Records shown —
* * * * * * *

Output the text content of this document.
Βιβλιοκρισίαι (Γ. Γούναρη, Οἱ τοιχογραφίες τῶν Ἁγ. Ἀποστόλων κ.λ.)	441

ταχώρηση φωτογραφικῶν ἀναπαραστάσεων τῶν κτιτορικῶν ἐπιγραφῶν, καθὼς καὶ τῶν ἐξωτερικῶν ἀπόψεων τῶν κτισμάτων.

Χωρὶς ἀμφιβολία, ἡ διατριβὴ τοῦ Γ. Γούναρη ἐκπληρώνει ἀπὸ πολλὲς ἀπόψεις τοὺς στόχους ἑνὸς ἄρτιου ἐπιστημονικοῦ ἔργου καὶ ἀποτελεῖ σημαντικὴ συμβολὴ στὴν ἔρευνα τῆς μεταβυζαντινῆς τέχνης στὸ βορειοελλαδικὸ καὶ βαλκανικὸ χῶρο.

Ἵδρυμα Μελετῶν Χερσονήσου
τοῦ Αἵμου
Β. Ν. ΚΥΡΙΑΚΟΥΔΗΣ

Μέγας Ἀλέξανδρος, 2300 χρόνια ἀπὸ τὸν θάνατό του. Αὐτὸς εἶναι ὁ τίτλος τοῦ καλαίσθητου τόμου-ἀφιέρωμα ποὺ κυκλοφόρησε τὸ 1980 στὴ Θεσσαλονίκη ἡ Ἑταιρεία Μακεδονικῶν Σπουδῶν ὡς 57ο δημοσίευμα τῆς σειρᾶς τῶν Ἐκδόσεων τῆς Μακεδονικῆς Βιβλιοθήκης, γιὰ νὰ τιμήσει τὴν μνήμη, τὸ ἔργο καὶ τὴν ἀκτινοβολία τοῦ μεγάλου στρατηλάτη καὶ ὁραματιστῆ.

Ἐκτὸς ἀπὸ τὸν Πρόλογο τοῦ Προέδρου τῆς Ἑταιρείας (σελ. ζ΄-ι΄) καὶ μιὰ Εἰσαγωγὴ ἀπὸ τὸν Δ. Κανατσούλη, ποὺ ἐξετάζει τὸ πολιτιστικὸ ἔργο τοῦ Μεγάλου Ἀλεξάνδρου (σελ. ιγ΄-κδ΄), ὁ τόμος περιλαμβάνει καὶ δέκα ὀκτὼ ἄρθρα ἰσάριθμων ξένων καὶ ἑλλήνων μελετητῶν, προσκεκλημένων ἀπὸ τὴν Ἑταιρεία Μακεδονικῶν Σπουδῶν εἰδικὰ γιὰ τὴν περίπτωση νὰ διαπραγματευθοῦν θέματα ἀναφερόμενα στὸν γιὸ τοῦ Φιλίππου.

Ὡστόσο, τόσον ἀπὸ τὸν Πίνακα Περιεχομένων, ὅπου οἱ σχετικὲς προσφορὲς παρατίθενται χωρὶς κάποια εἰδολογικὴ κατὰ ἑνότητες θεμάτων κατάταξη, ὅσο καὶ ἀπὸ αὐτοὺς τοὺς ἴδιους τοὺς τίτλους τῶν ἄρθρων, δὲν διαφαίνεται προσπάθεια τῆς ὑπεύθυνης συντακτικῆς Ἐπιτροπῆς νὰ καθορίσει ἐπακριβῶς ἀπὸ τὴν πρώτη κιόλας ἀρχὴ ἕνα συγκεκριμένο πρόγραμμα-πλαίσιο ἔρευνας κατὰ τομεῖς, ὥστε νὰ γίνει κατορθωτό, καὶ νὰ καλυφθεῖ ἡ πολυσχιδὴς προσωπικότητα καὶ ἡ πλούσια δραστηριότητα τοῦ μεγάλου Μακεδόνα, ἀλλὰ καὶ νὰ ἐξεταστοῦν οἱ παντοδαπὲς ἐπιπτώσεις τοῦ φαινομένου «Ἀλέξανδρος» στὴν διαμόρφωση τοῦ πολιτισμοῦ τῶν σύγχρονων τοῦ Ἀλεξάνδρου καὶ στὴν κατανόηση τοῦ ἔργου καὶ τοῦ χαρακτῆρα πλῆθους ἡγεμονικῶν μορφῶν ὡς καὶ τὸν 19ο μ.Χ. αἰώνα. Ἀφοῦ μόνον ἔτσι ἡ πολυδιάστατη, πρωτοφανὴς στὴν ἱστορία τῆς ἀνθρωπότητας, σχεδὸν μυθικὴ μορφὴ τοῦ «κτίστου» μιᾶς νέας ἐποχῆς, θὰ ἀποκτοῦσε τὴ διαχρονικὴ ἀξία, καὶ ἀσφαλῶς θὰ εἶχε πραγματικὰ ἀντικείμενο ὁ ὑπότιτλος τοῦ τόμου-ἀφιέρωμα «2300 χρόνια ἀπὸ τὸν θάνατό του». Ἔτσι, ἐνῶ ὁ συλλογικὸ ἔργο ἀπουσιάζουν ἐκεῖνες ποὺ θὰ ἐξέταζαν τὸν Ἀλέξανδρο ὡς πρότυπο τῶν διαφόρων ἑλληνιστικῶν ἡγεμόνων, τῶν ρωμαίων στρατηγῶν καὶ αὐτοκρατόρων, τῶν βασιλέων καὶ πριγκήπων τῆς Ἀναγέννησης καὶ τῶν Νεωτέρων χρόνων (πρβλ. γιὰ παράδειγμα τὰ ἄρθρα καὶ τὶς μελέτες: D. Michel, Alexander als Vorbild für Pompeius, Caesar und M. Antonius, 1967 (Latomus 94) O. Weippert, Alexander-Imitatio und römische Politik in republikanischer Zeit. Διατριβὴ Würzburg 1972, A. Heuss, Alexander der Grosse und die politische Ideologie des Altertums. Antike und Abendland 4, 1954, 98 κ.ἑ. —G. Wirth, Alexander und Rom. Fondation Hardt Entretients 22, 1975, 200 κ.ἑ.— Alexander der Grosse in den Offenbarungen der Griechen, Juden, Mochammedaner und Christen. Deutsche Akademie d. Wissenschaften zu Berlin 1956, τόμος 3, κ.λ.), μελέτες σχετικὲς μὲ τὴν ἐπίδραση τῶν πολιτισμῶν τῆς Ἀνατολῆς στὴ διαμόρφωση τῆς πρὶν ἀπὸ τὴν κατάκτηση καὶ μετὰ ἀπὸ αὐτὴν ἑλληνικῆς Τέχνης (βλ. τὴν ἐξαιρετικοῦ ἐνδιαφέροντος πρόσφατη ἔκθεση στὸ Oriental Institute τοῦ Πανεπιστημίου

* * * * * * *

What you are asked to do — The records above should be duplicated in full, exactly as given.

Complete response —
Output the text content of this document.
Βιβλιοκρισίαι (Γ. Γούναρη, Οἱ τοιχογραφίες τῶν Ἁγ. Ἀποστόλων κ.λ.)	441

ταχώρηση φωτογραφικῶν ἀναπαραστάσεων τῶν κτιτορικῶν ἐπιγραφῶν, καθὼς καὶ τῶν ἐξωτερικῶν ἀπόψεων τῶν κτισμάτων.

Χωρὶς ἀμφιβολία, ἡ διατριβὴ τοῦ Γ. Γούναρη ἐκπληρώνει ἀπὸ πολλὲς ἀπόψεις τοὺς στόχους ἑνὸς ἄρτιου ἐπιστημονικοῦ ἔργου καὶ ἀποτελεῖ σημαντικὴ συμβολὴ στὴν ἔρευνα τῆς μεταβυζαντινῆς τέχνης στὸ βορειοελλαδικὸ καὶ βαλκανικὸ χῶρο.

Ἵδρυμα Μελετῶν Χερσονήσου
τοῦ Αἵμου
Β. Ν. ΚΥΡΙΑΚΟΥΔΗΣ

Μέγας Ἀλέξανδρος, 2300 χρόνια ἀπὸ τὸν θάνατό του. Αὐτὸς εἶναι ὁ τίτλος τοῦ καλαίσθητου τόμου-ἀφιέρωμα ποὺ κυκλοφόρησε τὸ 1980 στὴ Θεσσαλονίκη ἡ Ἑταιρεία Μακεδονικῶν Σπουδῶν ὡς 57ο δημοσίευμα τῆς σειρᾶς τῶν Ἐκδόσεων τῆς Μακεδονικῆς Βιβλιοθήκης, γιὰ νὰ τιμήσει τὴν μνήμη, τὸ ἔργο καὶ τὴν ἀκτινοβολία τοῦ μεγάλου στρατηλάτη καὶ ὁραματιστῆ.

Ἐκτὸς ἀπὸ τὸν Πρόλογο τοῦ Προέδρου τῆς Ἑταιρείας (σελ. ζ΄-ι΄) καὶ μιὰ Εἰσαγωγὴ ἀπὸ τὸν Δ. Κανατσούλη, ποὺ ἐξετάζει τὸ πολιτιστικὸ ἔργο τοῦ Μεγάλου Ἀλεξάνδρου (σελ. ιγ΄-κδ΄), ὁ τόμος περιλαμβάνει καὶ δέκα ὀκτὼ ἄρθρα ἰσάριθμων ξένων καὶ ἑλλήνων μελετητῶν, προσκεκλημένων ἀπὸ τὴν Ἑταιρεία Μακεδονικῶν Σπουδῶν εἰδικὰ γιὰ τὴν περίπτωση νὰ διαπραγματευθοῦν θέματα ἀναφερόμενα στὸν γιὸ τοῦ Φιλίππου.

Ὡστόσο, τόσον ἀπὸ τὸν Πίνακα Περιεχομένων, ὅπου οἱ σχετικὲς προσφορὲς παρατίθενται χωρὶς κάποια εἰδολογικὴ κατὰ ἑνότητες θεμάτων κατάταξη, ὅσο καὶ ἀπὸ αὐτοὺς τοὺς ἴδιους τοὺς τίτλους τῶν ἄρθρων, δὲν διαφαίνεται προσπάθεια τῆς ὑπεύθυνης συντακτικῆς Ἐπιτροπῆς νὰ καθορίσει ἐπακριβῶς ἀπὸ τὴν πρώτη κιόλας ἀρχὴ ἕνα συγκεκριμένο πρόγραμμα-πλαίσιο ἔρευνας κατὰ τομεῖς, ὥστε νὰ γίνει κατορθωτό, καὶ νὰ καλυφθεῖ ἡ πολυσχιδὴς προσωπικότητα καὶ ἡ πλούσια δραστηριότητα τοῦ μεγάλου Μακεδόνα, ἀλλὰ καὶ νὰ ἐξεταστοῦν οἱ παντοδαπὲς ἐπιπτώσεις τοῦ φαινομένου «Ἀλέξανδρος» στὴν διαμόρφωση τοῦ πολιτισμοῦ τῶν σύγχρονων τοῦ Ἀλεξάνδρου καὶ στὴν κατανόηση τοῦ ἔργου καὶ τοῦ χαρακτῆρα πλῆθους ἡγεμονικῶν μορφῶν ὡς καὶ τὸν 19ο μ.Χ. αἰώνα. Ἀφοῦ μόνον ἔτσι ἡ πολυδιάστατη, πρωτοφανὴς στὴν ἱστορία τῆς ἀνθρωπότητας, σχεδὸν μυθικὴ μορφὴ τοῦ «κτίστου» μιᾶς νέας ἐποχῆς, θὰ ἀποκτοῦσε τὴ διαχρονικὴ ἀξία, καὶ ἀσφαλῶς θὰ εἶχε πραγματικὰ ἀντικείμενο ὁ ὑπότιτλος τοῦ τόμου-ἀφιέρωμα «2300 χρόνια ἀπὸ τὸν θάνατό του». Ἔτσι, ἐνῶ ὁ συλλογικὸ ἔργο ἀπουσιάζουν ἐκεῖνες ποὺ θὰ ἐξέταζαν τὸν Ἀλέξανδρο ὡς πρότυπο τῶν διαφόρων ἑλληνιστικῶν ἡγεμόνων, τῶν ρωμαίων στρατηγῶν καὶ αὐτοκρατόρων, τῶν βασιλέων καὶ πριγκήπων τῆς Ἀναγέννησης καὶ τῶν Νεωτέρων χρόνων (πρβλ. γιὰ παράδειγμα τὰ ἄρθρα καὶ τὶς μελέτες: D. Michel, Alexander als Vorbild für Pompeius, Caesar und M. Antonius, 1967 (Latomus 94) O. Weippert, Alexander-Imitatio und römische Politik in republikanischer Zeit. Διατριβὴ Würzburg 1972, A. Heuss, Alexander der Grosse und die politische Ideologie des Altertums. Antike und Abendland 4, 1954, 98 κ.ἑ. —G. Wirth, Alexander und Rom. Fondation Hardt Entretients 22, 1975, 200 κ.ἑ.— Alexander der Grosse in den Offenbarungen der Griechen, Juden, Mochammedaner und Christen. Deutsche Akademie d. Wissenschaften zu Berlin 1956, τόμος 3, κ.λ.), μελέτες σχετικὲς μὲ τὴν ἐπίδραση τῶν πολιτισμῶν τῆς Ἀνατολῆς στὴ διαμόρφωση τῆς πρὶν ἀπὸ τὴν κατάκτηση καὶ μετὰ ἀπὸ αὐτὴν ἑλληνικῆς Τέχνης (βλ. τὴν ἐξαιρετικοῦ ἐνδιαφέροντος πρόσφατη ἔκθεση στὸ Oriental Institute τοῦ Πανεπιστημίου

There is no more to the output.